* **Work to do**: All of the entries must be reproduced exactly, with no images carried over.

* **Extracted records**:
◆ ◆ ◆ ◆

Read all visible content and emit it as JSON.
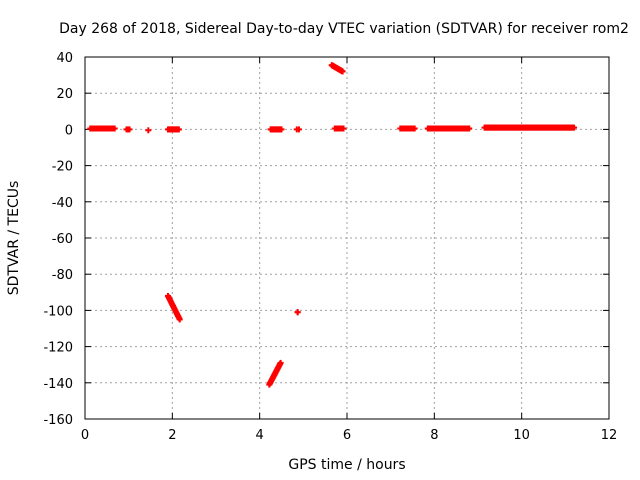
{
  "chart_data": {
    "type": "scatter",
    "title": "Day 268 of 2018, Sidereal Day-to-day VTEC variation (SDTVAR) for receiver rom2",
    "xlabel": "GPS time / hours",
    "ylabel": "SDTVAR / TECUs",
    "xlim": [
      0,
      12
    ],
    "ylim": [
      -160,
      40
    ],
    "grid": true,
    "point_color": "#ff0000",
    "x_ticks": [
      0,
      2,
      4,
      6,
      8,
      10,
      12
    ],
    "y_ticks": [
      40,
      20,
      0,
      -20,
      -40,
      -60,
      -80,
      -100,
      -120,
      -140,
      -160
    ],
    "segments": [
      {
        "x0": 0.12,
        "x1": 0.68,
        "y0": 0.5,
        "y1": 0.5,
        "n": 40
      },
      {
        "x0": 0.95,
        "x1": 1.02,
        "y0": 0,
        "y1": 0,
        "n": 3
      },
      {
        "x0": 1.45,
        "x1": 1.45,
        "y0": -0.5,
        "y1": -0.5,
        "n": 1
      },
      {
        "x0": 1.9,
        "x1": 2.15,
        "y0": 0,
        "y1": 0,
        "n": 14
      },
      {
        "x0": 1.9,
        "x1": 2.17,
        "y0": -92,
        "y1": -105,
        "n": 22
      },
      {
        "x0": 4.25,
        "x1": 4.5,
        "y0": 0,
        "y1": 0,
        "n": 14
      },
      {
        "x0": 4.22,
        "x1": 4.48,
        "y0": -141,
        "y1": -129,
        "n": 24
      },
      {
        "x0": 4.85,
        "x1": 4.9,
        "y0": 0,
        "y1": 0,
        "n": 2
      },
      {
        "x0": 4.87,
        "x1": 4.87,
        "y0": -101,
        "y1": -101,
        "n": 2
      },
      {
        "x0": 5.65,
        "x1": 5.9,
        "y0": 35.5,
        "y1": 32,
        "n": 20
      },
      {
        "x0": 5.72,
        "x1": 5.92,
        "y0": 0.5,
        "y1": 0.5,
        "n": 12
      },
      {
        "x0": 7.22,
        "x1": 7.55,
        "y0": 0.5,
        "y1": 0.5,
        "n": 22
      },
      {
        "x0": 7.85,
        "x1": 8.8,
        "y0": 0.5,
        "y1": 0.5,
        "n": 60
      },
      {
        "x0": 9.15,
        "x1": 11.2,
        "y0": 1,
        "y1": 1,
        "n": 130
      }
    ]
  }
}
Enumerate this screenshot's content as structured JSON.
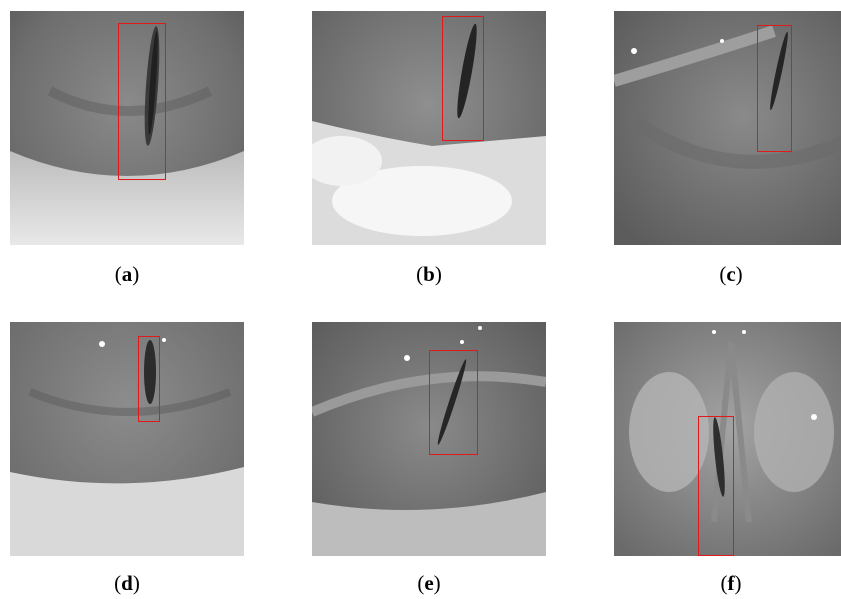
{
  "panels": [
    {
      "id": "a",
      "caption_prefix": "(",
      "caption_letter": "a",
      "caption_suffix": ")"
    },
    {
      "id": "b",
      "caption_prefix": "(",
      "caption_letter": "b",
      "caption_suffix": ")"
    },
    {
      "id": "c",
      "caption_prefix": "(",
      "caption_letter": "c",
      "caption_suffix": ")"
    },
    {
      "id": "d",
      "caption_prefix": "(",
      "caption_letter": "d",
      "caption_suffix": ")"
    },
    {
      "id": "e",
      "caption_prefix": "(",
      "caption_letter": "e",
      "caption_suffix": ")"
    },
    {
      "id": "f",
      "caption_prefix": "(",
      "caption_letter": "f",
      "caption_suffix": ")"
    }
  ],
  "colors": {
    "bbox": "#e01a1a",
    "background": "#ffffff"
  }
}
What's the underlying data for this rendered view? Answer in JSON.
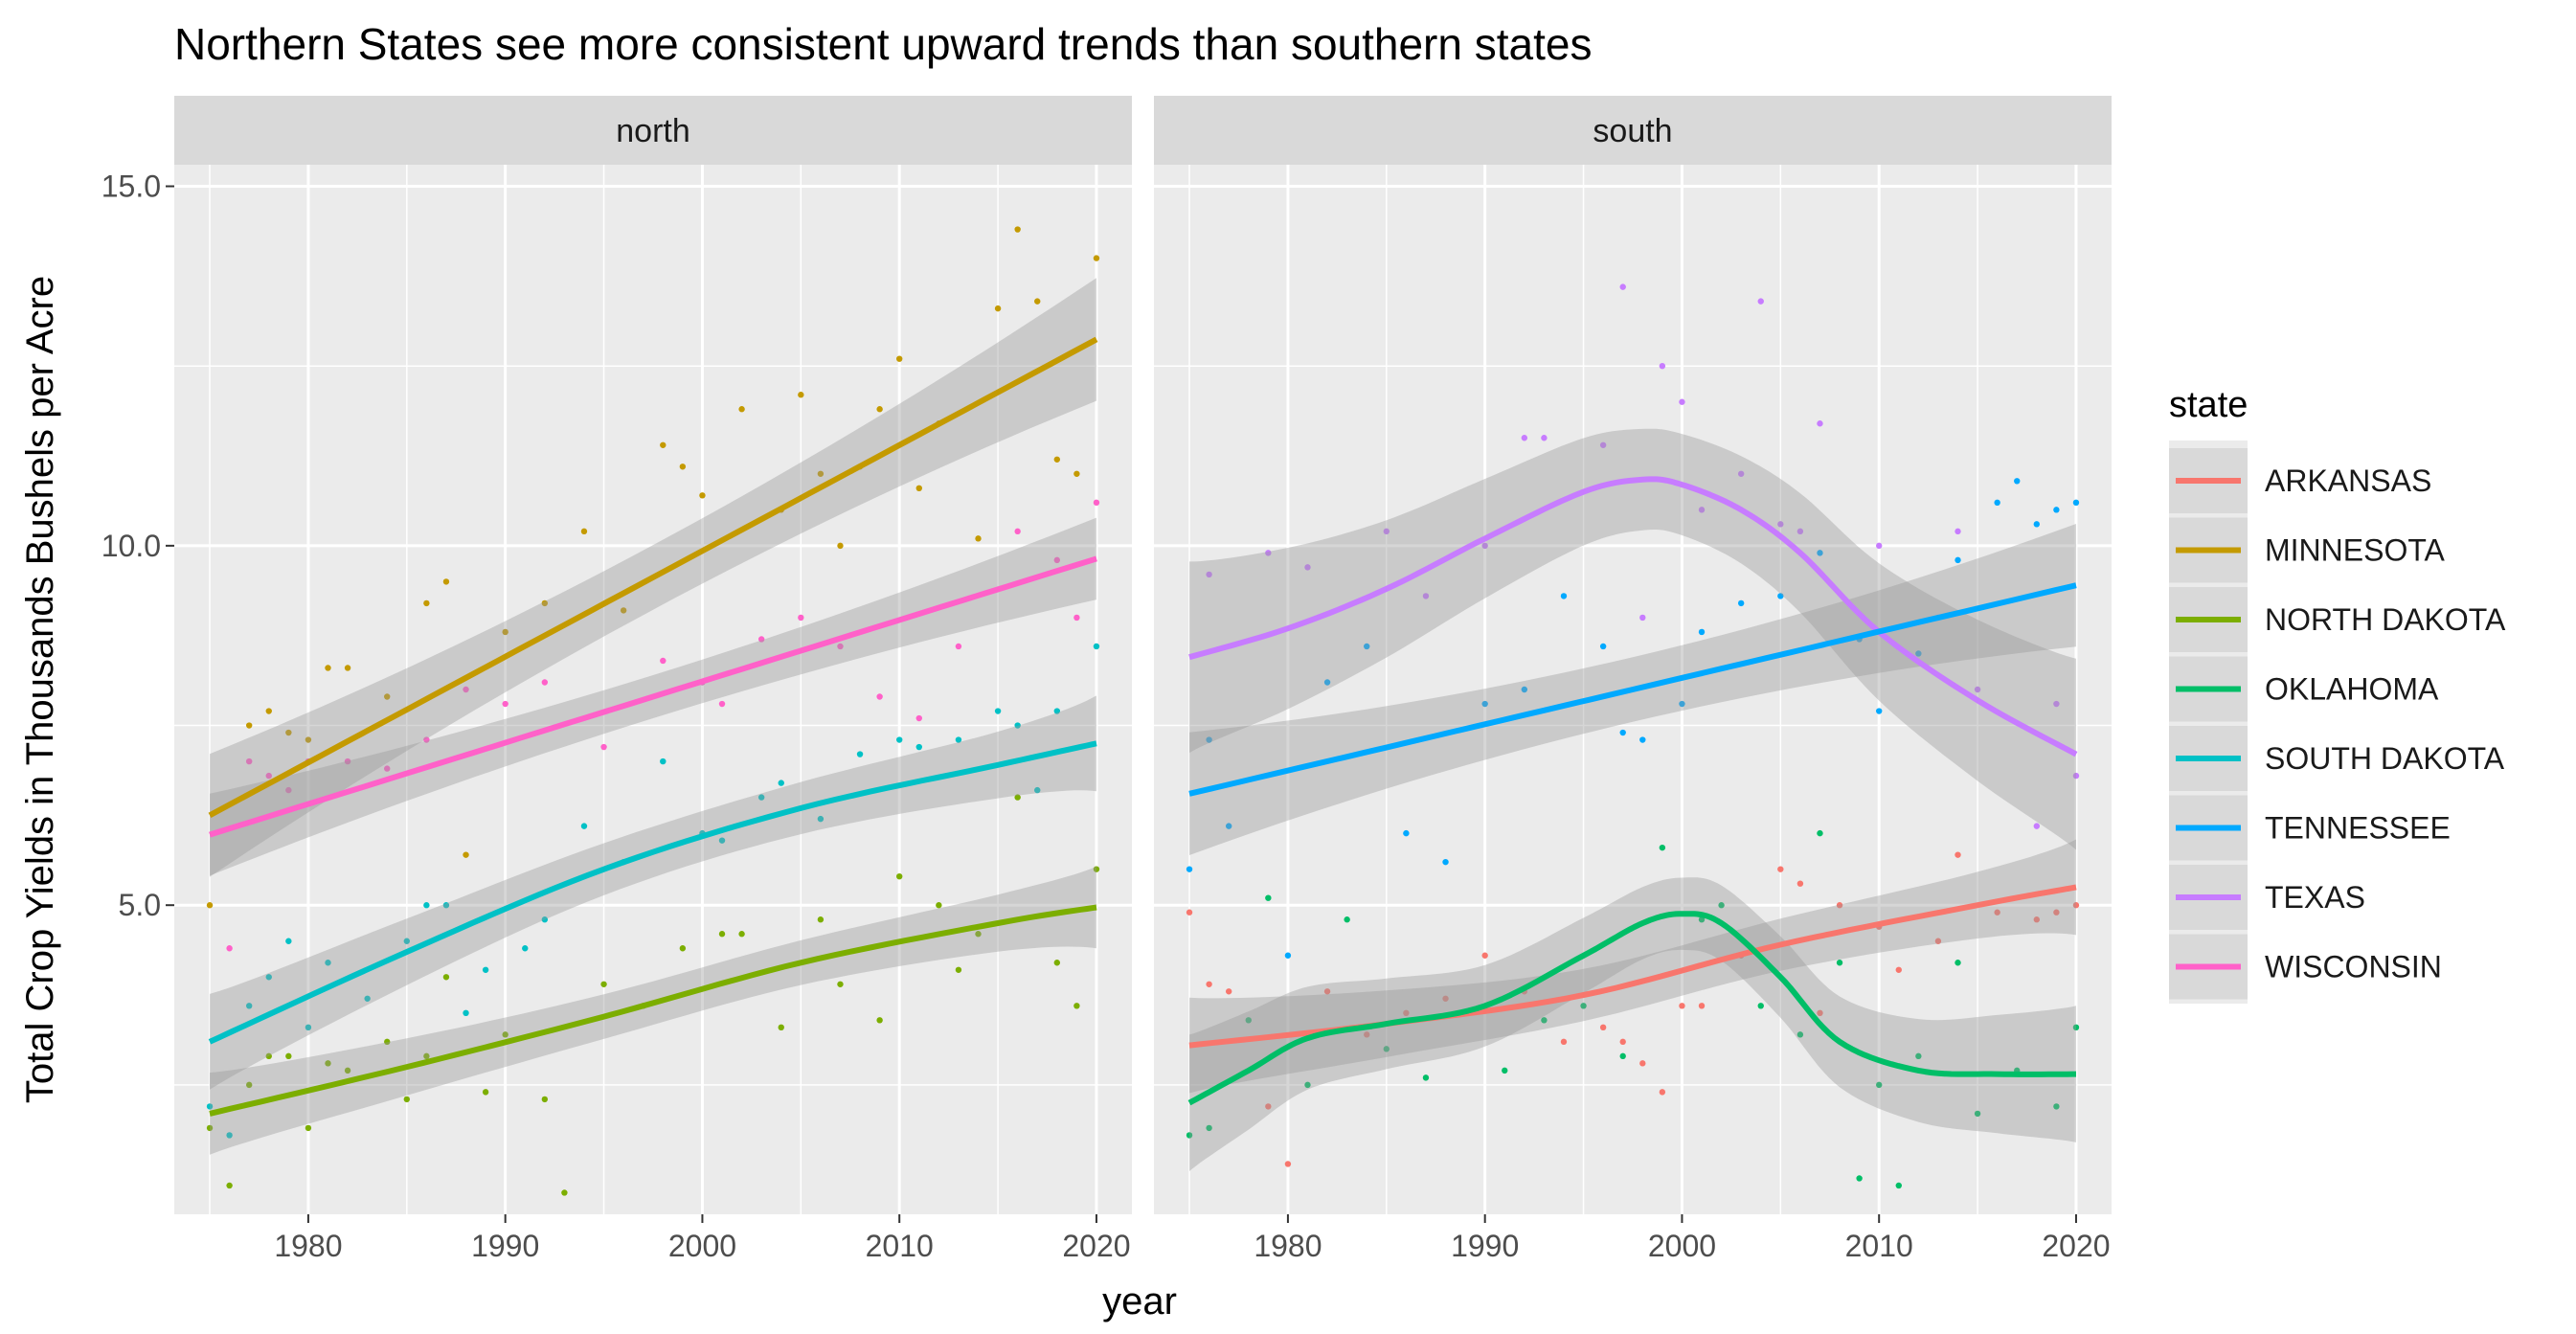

◆ ◆ ◆ ◆

* **Correct result**:
Read all visible content and emit it as JSON.
{
  "chart_data": {
    "type": "scatter",
    "title": "Day 268 of 2018, Sidereal Day-to-day VTEC variation (SDTVAR) for receiver rom2",
    "xlabel": "GPS time / hours",
    "ylabel": "SDTVAR / TECUs",
    "xlim": [
      0,
      12
    ],
    "ylim": [
      -160,
      40
    ],
    "grid": true,
    "point_color": "#ff0000",
    "x_ticks": [
      0,
      2,
      4,
      6,
      8,
      10,
      12
    ],
    "y_ticks": [
      40,
      20,
      0,
      -20,
      -40,
      -60,
      -80,
      -100,
      -120,
      -140,
      -160
    ],
    "segments": [
      {
        "x0": 0.12,
        "x1": 0.68,
        "y0": 0.5,
        "y1": 0.5,
        "n": 40
      },
      {
        "x0": 0.95,
        "x1": 1.02,
        "y0": 0,
        "y1": 0,
        "n": 3
      },
      {
        "x0": 1.45,
        "x1": 1.45,
        "y0": -0.5,
        "y1": -0.5,
        "n": 1
      },
      {
        "x0": 1.9,
        "x1": 2.15,
        "y0": 0,
        "y1": 0,
        "n": 14
      },
      {
        "x0": 1.9,
        "x1": 2.17,
        "y0": -92,
        "y1": -105,
        "n": 22
      },
      {
        "x0": 4.25,
        "x1": 4.5,
        "y0": 0,
        "y1": 0,
        "n": 14
      },
      {
        "x0": 4.22,
        "x1": 4.48,
        "y0": -141,
        "y1": -129,
        "n": 24
      },
      {
        "x0": 4.85,
        "x1": 4.9,
        "y0": 0,
        "y1": 0,
        "n": 2
      },
      {
        "x0": 4.87,
        "x1": 4.87,
        "y0": -101,
        "y1": -101,
        "n": 2
      },
      {
        "x0": 5.65,
        "x1": 5.9,
        "y0": 35.5,
        "y1": 32,
        "n": 20
      },
      {
        "x0": 5.72,
        "x1": 5.92,
        "y0": 0.5,
        "y1": 0.5,
        "n": 12
      },
      {
        "x0": 7.22,
        "x1": 7.55,
        "y0": 0.5,
        "y1": 0.5,
        "n": 22
      },
      {
        "x0": 7.85,
        "x1": 8.8,
        "y0": 0.5,
        "y1": 0.5,
        "n": 60
      },
      {
        "x0": 9.15,
        "x1": 11.2,
        "y0": 1,
        "y1": 1,
        "n": 130
      }
    ]
  }
}
Enumerate this screenshot's content as structured JSON.
{
  "panels": [
    {
      "id": "a",
      "caption_prefix": "(",
      "caption_letter": "a",
      "caption_suffix": ")"
    },
    {
      "id": "b",
      "caption_prefix": "(",
      "caption_letter": "b",
      "caption_suffix": ")"
    },
    {
      "id": "c",
      "caption_prefix": "(",
      "caption_letter": "c",
      "caption_suffix": ")"
    },
    {
      "id": "d",
      "caption_prefix": "(",
      "caption_letter": "d",
      "caption_suffix": ")"
    },
    {
      "id": "e",
      "caption_prefix": "(",
      "caption_letter": "e",
      "caption_suffix": ")"
    },
    {
      "id": "f",
      "caption_prefix": "(",
      "caption_letter": "f",
      "caption_suffix": ")"
    }
  ],
  "colors": {
    "bbox": "#e01a1a",
    "background": "#ffffff"
  }
}
What's the underlying data for this rendered view? Answer in JSON.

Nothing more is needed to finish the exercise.